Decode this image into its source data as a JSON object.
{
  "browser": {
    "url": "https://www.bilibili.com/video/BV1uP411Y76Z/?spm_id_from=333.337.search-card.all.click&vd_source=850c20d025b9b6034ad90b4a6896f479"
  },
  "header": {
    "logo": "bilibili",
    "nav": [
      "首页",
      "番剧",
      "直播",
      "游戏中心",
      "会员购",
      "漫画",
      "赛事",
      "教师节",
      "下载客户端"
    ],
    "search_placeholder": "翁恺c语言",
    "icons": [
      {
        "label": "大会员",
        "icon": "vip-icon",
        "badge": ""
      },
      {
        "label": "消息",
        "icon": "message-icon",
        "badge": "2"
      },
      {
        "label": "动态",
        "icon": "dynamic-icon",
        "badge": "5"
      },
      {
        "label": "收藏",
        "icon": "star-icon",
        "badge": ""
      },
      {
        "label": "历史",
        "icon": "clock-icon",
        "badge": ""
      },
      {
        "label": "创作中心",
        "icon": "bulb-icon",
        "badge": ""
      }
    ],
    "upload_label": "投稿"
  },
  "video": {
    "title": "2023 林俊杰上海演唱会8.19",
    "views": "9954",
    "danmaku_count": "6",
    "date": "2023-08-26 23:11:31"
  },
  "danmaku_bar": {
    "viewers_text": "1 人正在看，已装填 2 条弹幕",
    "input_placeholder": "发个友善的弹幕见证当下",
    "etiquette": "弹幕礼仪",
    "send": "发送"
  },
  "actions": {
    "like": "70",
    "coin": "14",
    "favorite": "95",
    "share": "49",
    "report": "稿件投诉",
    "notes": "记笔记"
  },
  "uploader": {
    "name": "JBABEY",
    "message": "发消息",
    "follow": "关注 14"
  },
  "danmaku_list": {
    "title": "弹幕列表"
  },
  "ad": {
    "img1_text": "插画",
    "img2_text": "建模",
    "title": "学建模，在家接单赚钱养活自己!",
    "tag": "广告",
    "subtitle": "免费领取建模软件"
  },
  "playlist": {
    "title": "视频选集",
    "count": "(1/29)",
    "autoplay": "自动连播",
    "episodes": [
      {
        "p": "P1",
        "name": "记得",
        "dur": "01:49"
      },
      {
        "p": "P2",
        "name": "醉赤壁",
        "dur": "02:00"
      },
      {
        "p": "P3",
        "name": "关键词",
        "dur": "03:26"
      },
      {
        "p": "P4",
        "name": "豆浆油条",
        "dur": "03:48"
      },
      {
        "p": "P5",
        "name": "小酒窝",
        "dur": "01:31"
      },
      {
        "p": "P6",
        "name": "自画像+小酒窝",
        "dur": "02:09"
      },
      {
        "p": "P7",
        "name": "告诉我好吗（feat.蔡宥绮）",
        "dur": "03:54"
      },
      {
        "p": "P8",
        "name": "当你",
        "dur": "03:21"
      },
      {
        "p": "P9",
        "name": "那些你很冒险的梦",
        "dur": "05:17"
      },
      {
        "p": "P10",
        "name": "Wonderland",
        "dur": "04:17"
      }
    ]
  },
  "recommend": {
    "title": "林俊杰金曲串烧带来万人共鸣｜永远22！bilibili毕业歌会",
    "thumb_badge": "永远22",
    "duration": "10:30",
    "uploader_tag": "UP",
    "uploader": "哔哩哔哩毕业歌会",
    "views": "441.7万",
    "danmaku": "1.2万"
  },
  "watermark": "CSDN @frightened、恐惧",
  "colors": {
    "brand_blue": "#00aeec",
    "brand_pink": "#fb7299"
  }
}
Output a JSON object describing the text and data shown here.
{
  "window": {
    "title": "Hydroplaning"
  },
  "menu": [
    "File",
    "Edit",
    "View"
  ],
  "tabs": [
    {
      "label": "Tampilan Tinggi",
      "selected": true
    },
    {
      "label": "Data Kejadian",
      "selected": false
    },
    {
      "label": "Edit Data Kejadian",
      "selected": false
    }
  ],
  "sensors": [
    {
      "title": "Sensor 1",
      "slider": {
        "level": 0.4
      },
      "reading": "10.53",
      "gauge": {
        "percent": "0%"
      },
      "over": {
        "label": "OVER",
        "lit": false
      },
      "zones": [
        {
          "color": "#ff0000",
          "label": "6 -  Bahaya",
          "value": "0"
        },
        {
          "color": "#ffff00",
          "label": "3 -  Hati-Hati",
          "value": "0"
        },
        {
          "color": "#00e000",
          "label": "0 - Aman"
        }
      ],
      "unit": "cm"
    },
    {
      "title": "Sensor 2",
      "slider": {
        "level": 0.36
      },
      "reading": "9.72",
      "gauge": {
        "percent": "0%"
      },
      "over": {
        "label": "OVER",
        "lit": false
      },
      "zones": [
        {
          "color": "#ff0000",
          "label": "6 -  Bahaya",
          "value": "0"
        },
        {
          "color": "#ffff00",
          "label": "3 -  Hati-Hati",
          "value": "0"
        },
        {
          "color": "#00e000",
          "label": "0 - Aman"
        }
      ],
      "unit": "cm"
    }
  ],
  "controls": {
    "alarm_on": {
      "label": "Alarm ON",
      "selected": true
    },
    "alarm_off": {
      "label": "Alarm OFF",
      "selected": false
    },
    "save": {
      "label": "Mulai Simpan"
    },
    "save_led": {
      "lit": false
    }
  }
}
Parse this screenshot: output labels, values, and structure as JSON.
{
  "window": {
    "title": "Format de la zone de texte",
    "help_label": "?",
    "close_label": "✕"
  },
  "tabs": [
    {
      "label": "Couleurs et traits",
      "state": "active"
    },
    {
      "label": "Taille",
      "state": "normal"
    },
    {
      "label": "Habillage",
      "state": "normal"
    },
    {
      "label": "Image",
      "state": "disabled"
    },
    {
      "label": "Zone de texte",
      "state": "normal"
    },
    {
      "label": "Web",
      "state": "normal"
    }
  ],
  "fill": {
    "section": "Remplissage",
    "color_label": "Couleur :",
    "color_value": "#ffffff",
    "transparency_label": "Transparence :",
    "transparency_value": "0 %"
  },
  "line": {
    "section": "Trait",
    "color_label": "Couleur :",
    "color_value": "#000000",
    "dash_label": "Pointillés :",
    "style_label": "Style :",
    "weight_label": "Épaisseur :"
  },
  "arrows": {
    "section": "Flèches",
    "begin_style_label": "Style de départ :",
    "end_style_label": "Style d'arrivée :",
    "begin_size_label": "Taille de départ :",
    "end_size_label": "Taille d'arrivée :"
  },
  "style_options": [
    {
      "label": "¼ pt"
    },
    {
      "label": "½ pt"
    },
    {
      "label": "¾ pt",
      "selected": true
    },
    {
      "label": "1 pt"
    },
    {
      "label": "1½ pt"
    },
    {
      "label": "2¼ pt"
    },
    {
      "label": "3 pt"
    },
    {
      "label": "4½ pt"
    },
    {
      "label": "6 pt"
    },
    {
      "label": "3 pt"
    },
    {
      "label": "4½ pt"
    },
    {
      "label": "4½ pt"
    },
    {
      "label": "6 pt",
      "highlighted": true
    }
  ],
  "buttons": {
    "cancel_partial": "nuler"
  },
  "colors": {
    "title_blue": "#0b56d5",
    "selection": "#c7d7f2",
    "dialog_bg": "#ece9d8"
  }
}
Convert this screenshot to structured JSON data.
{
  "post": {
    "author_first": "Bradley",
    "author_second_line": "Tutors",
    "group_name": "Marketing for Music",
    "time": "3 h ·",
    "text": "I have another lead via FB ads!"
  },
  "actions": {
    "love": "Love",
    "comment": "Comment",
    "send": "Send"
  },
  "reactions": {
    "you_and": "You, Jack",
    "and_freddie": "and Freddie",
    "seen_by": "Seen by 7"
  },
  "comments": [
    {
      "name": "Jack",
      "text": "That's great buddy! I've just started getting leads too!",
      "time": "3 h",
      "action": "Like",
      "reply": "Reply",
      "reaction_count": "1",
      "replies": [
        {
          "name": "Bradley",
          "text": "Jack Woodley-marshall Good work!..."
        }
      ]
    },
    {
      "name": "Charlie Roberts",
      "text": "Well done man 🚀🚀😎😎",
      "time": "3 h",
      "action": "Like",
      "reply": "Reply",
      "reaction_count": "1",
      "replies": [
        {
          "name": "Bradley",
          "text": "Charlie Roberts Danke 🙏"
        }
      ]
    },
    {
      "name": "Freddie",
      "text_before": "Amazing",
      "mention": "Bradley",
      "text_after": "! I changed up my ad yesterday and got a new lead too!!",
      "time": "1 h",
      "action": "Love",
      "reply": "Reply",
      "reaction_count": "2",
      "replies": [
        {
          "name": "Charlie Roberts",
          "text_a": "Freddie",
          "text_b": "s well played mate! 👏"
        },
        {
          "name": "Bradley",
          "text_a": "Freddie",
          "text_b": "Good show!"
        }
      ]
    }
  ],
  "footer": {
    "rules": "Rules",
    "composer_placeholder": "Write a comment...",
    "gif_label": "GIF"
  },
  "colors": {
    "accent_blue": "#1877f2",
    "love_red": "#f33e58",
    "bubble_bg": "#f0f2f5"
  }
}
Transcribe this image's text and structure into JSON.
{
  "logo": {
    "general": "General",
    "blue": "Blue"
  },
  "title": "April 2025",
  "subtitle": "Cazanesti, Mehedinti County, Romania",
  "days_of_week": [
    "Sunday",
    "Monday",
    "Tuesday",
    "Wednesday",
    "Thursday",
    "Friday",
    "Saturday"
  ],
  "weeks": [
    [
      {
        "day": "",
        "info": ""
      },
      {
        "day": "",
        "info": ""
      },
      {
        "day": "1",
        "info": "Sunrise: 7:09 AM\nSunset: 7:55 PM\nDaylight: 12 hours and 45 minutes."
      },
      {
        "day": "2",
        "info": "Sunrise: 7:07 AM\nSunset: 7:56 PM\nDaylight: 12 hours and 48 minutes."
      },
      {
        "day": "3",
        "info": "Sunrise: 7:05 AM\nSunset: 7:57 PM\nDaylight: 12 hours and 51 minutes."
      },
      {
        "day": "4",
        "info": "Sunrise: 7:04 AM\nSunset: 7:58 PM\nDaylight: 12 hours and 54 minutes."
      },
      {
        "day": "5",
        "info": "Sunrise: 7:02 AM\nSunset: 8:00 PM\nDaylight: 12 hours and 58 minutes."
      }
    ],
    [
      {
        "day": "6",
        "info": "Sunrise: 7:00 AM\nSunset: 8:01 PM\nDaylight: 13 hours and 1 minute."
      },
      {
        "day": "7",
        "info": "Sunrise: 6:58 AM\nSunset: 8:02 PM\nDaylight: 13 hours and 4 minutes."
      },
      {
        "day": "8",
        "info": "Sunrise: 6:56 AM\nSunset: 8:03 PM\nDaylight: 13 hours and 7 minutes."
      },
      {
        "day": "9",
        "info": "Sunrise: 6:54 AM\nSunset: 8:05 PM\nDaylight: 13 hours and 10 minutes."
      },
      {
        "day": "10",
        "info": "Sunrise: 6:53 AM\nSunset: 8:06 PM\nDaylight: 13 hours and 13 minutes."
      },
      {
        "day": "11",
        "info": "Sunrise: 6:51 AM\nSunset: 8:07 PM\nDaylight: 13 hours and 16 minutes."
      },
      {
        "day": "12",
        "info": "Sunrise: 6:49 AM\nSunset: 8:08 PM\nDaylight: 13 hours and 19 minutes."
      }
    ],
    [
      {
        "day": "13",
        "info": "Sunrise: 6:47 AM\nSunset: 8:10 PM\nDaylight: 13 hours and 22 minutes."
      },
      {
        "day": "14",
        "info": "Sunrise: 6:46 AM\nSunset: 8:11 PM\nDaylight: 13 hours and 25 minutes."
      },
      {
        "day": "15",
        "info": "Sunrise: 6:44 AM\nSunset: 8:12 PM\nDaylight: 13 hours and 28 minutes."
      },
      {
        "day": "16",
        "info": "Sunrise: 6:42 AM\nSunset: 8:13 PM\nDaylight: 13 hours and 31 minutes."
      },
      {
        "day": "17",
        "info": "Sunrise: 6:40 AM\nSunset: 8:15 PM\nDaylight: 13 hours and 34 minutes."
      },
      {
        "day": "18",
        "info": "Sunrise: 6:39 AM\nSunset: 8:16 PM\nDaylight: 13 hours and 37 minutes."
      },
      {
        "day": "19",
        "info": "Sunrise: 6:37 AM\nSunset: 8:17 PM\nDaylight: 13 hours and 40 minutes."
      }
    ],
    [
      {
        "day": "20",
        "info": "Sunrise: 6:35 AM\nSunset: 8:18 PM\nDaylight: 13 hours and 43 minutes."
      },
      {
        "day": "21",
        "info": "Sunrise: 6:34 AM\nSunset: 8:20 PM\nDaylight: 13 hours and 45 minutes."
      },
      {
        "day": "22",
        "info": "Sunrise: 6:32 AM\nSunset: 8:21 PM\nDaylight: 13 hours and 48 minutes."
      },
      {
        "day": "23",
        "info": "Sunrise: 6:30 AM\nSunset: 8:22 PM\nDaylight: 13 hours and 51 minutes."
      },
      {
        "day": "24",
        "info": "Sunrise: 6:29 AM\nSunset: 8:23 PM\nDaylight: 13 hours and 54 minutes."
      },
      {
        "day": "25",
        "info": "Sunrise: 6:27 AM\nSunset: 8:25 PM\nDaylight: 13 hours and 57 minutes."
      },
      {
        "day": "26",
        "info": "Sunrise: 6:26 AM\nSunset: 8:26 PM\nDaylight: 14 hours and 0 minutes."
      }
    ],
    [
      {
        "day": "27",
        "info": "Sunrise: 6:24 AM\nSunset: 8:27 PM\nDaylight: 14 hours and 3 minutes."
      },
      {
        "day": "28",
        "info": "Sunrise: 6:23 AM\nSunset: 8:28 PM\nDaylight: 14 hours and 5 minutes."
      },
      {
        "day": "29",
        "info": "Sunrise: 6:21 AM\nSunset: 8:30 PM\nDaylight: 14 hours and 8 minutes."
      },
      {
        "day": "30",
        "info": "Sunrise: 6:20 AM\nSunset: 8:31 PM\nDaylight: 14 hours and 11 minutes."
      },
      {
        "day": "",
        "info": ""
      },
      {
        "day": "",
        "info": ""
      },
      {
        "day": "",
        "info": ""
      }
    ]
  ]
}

* * * *

EXERCISE AIM:
Tally the lines of the data that contain the string "into" and report the total alone.

SOLVED PROBLEM:
2